Exercise materials:
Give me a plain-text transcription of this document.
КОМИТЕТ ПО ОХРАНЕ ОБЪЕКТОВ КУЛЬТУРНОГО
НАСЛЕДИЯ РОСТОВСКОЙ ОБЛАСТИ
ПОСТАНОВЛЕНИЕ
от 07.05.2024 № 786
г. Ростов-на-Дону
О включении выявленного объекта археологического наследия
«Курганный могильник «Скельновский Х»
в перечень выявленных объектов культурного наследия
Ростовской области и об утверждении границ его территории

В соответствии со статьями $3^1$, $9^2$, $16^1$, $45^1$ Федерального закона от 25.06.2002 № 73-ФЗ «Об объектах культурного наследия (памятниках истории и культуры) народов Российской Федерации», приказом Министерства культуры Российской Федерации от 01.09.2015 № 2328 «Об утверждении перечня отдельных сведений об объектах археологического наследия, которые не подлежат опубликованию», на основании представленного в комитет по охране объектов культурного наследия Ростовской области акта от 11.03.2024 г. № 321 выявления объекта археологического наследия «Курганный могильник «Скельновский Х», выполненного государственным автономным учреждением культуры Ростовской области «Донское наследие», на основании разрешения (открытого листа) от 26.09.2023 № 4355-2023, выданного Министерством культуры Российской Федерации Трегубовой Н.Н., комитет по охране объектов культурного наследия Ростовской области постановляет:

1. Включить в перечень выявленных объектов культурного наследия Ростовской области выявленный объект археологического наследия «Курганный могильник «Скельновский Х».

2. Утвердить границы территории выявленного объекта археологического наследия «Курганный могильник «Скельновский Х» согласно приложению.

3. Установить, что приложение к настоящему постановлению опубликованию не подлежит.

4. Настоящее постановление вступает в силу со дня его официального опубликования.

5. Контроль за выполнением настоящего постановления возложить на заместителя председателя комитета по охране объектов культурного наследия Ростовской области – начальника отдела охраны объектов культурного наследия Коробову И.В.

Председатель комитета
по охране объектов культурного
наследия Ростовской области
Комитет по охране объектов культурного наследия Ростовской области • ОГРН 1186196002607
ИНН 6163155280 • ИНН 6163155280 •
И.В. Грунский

Exercise objective: Each record above should be returned exactly as it appears.

Reply:
Give me a plain-text transcription of this document.
КОМИТЕТ ПО ОХРАНЕ ОБЪЕКТОВ КУЛЬТУРНОГО
НАСЛЕДИЯ РОСТОВСКОЙ ОБЛАСТИ
ПОСТАНОВЛЕНИЕ
от 07.05.2024 № 786
г. Ростов-на-Дону
О включении выявленного объекта археологического наследия
«Курганный могильник «Скельновский Х»
в перечень выявленных объектов культурного наследия
Ростовской области и об утверждении границ его территории

В соответствии со статьями $3^1$, $9^2$, $16^1$, $45^1$ Федерального закона от 25.06.2002 № 73-ФЗ «Об объектах культурного наследия (памятниках истории и культуры) народов Российской Федерации», приказом Министерства культуры Российской Федерации от 01.09.2015 № 2328 «Об утверждении перечня отдельных сведений об объектах археологического наследия, которые не подлежат опубликованию», на основании представленного в комитет по охране объектов культурного наследия Ростовской области акта от 11.03.2024 г. № 321 выявления объекта археологического наследия «Курганный могильник «Скельновский Х», выполненного государственным автономным учреждением культуры Ростовской области «Донское наследие», на основании разрешения (открытого листа) от 26.09.2023 № 4355-2023, выданного Министерством культуры Российской Федерации Трегубовой Н.Н., комитет по охране объектов культурного наследия Ростовской области постановляет:

1. Включить в перечень выявленных объектов культурного наследия Ростовской области выявленный объект археологического наследия «Курганный могильник «Скельновский Х».

2. Утвердить границы территории выявленного объекта археологического наследия «Курганный могильник «Скельновский Х» согласно приложению.

3. Установить, что приложение к настоящему постановлению опубликованию не подлежит.

4. Настоящее постановление вступает в силу со дня его официального опубликования.

5. Контроль за выполнением настоящего постановления возложить на заместителя председателя комитета по охране объектов культурного наследия Ростовской области – начальника отдела охраны объектов культурного наследия Коробову И.В.

Председатель комитета
по охране объектов культурного
наследия Ростовской области
Комитет по охране объектов культурного наследия Ростовской области • ОГРН 1186196002607
ИНН 6163155280 • ИНН 6163155280 •
И.В. Грунский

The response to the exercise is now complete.